**WRITTEN REQUEST A:** Into which two broad categories does the blog post on uncertainty in climate prediction divide uncertainty?
**WRITTEN REQUEST B:** Set down the part of the uncertainty post that starts at the words "I'm going to" and ends at "in various ways.".

**TEXT BLOCK:**

Friday, January 13, 2006

Probability, prediction and verification I: Uncertainty

I'm going to spend some time addressing some issues in probabilistic climate prediction which have been bouncing around a few other blogs lately. I'll start with a comment about uncertainty.

Uncertainty can be broadly split into two categories: aleatory, and epistemic. The former is the sort of irreducible randomness that cannot be reduced by improved measurements, such as the outcome of a (mythical?) "fair coin toss", or the time to decay of a radioactive atom. The latter is the uncertainty that relates to our ignorance of the system, be it due to limited observations, a lack of understanding or approximations and errors in our models. We can reasonably hope that this uncertainty can be reduced by increasing our knowledge in various ways.

[Element box records]
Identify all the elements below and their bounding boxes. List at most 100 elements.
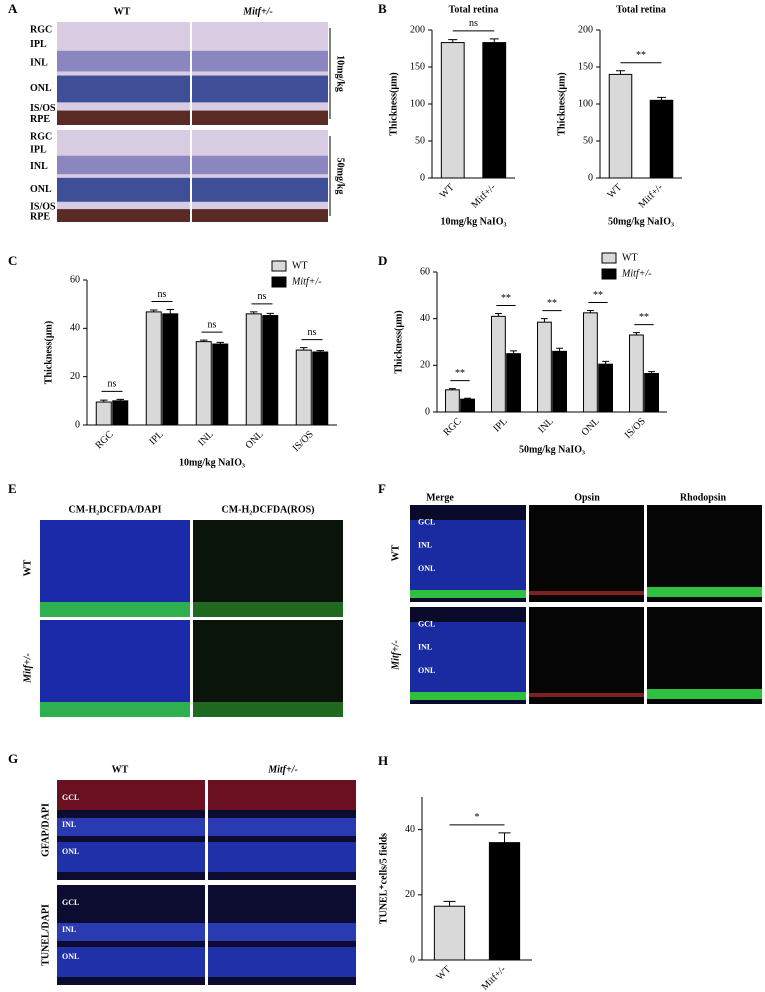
bar [195, 341, 212, 426]
chart-title: Total retina [449, 4, 499, 15]
error-bar [615, 70, 626, 75]
error-bar [443, 900, 456, 907]
y-tick-label: 20 [405, 889, 415, 900]
layer-label: IPL [30, 145, 47, 156]
layer-label: ONL [418, 564, 435, 573]
layer-label: IS/OS [30, 103, 56, 114]
error-bar [556, 347, 564, 352]
y-axis-label: Thickness(μm) [393, 310, 404, 373]
bar [491, 315, 506, 413]
x-tick-label: IS/OS [623, 416, 648, 441]
y-tick-label: 200 [410, 24, 425, 35]
image-region [57, 155, 190, 175]
x-axis-label: 50mg/kg NaIO₃ [519, 444, 585, 455]
layer-label: RGC [30, 25, 52, 36]
y-tick-label: 50 [415, 135, 425, 146]
bar [598, 363, 613, 413]
error-bar [656, 96, 667, 101]
legend-swatch [271, 276, 287, 288]
layer-label: ONL [418, 666, 435, 675]
y-tick-label: 40 [405, 824, 415, 835]
row-label: Mitf+/- [390, 640, 401, 671]
image-region [208, 947, 356, 977]
significance-label: ns [258, 291, 267, 302]
bar [583, 312, 598, 413]
image-region [647, 505, 762, 602]
dose-label: 10mg/kg [335, 55, 346, 92]
bar [262, 315, 279, 426]
significance-label: * [475, 812, 480, 823]
legend-label: WT [292, 260, 308, 271]
image-region [192, 75, 328, 103]
layer-label: IS/OS [30, 202, 56, 213]
significance-label: ** [455, 368, 465, 379]
column-label: Rhodopsin [680, 492, 727, 503]
y-axis-label: Thickness(μm) [388, 72, 399, 135]
layer-label: INL [418, 643, 432, 652]
image-region [193, 602, 343, 617]
y-tick-label: 150 [578, 61, 593, 72]
legend-swatch [601, 252, 617, 264]
row-label: GFAP/DAPI [40, 803, 51, 857]
bar [295, 349, 312, 426]
image-region [192, 110, 328, 125]
column-label: Mitf+/- [242, 6, 273, 17]
y-tick-label: 50 [583, 135, 593, 146]
chart-title: Total retina [616, 4, 666, 15]
x-axis-label: 10mg/kg NaIO₃ [179, 457, 245, 468]
bar [537, 321, 552, 413]
panel-letter: A [8, 1, 18, 16]
y-tick-label: 20 [70, 371, 80, 382]
x-tick-label: IS/OS [291, 429, 316, 454]
bar [162, 313, 179, 426]
y-tick-label: 0 [75, 419, 80, 430]
y-tick-label: 200 [578, 24, 593, 35]
image-region [193, 702, 343, 717]
error-bar [316, 350, 324, 353]
significance-label: ns [108, 379, 117, 390]
bar [312, 351, 329, 426]
image-region [208, 923, 356, 941]
bar [506, 353, 521, 413]
column-label: WT [112, 764, 129, 775]
dose-label: 50mg/kg [335, 158, 346, 195]
layer-label: GCL [62, 793, 79, 802]
error-bar [464, 397, 472, 400]
error-bar [632, 332, 640, 335]
image-region [410, 590, 526, 598]
x-axis-label: 50mg/kg NaIO₃ [608, 216, 674, 227]
image-region [410, 520, 526, 590]
image-region [57, 209, 190, 222]
bar [649, 99, 674, 179]
legend-label: Mitf+/- [621, 268, 652, 279]
image-region [208, 818, 356, 836]
x-tick-label: Mitf+/- [469, 182, 498, 211]
significance-label: ** [593, 290, 603, 301]
layer-label: INL [62, 925, 76, 934]
image-region [529, 607, 644, 704]
legend-swatch [601, 268, 617, 280]
x-tick-label: IPL [147, 429, 165, 447]
error-bar [489, 38, 499, 43]
y-tick-label: 20 [420, 360, 430, 371]
x-axis-label: 10mg/kg NaIO₃ [440, 216, 506, 227]
row-label: WT [390, 544, 401, 561]
x-tick-label: ONL [579, 416, 601, 438]
significance-label: ns [308, 327, 317, 338]
y-axis-label: Thickness(μm) [43, 321, 54, 384]
layer-label: GCL [418, 619, 435, 628]
y-tick-label: 60 [70, 274, 80, 285]
image-region [57, 177, 190, 202]
error-bar [200, 339, 208, 342]
image-region [57, 110, 190, 125]
error-bar [150, 309, 158, 312]
layer-label: ONL [62, 952, 79, 961]
image-region [40, 602, 190, 617]
error-bar [602, 360, 610, 365]
x-tick-label: WT [434, 964, 453, 983]
image-region [208, 780, 356, 810]
image-region [40, 702, 190, 717]
column-label: CM-H₂DCFDA(ROS) [222, 504, 315, 515]
bar [145, 311, 162, 426]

**COMPLETE ANSWER A:** Aleatory and epistemic.

**COMPLETE ANSWER B:**
I'm going to spend some time addressing some issues in probabilistic climate prediction which have been bouncing around a few other blogs lately. I'll start with a comment about uncertainty.

Uncertainty can be broadly split into two categories: aleatory, and epistemic. The former is the sort of irreducible randomness that cannot be reduced by improved measurements, such as the outcome of a (mythical?) "fair coin toss", or the time to decay of a radioactive atom. The latter is the uncertainty that relates to our ignorance of the system, be it due to limited observations, a lack of understanding or approximations and errors in our models. We can reasonably hope that this uncertainty can be reduced by increasing our knowledge in various ways.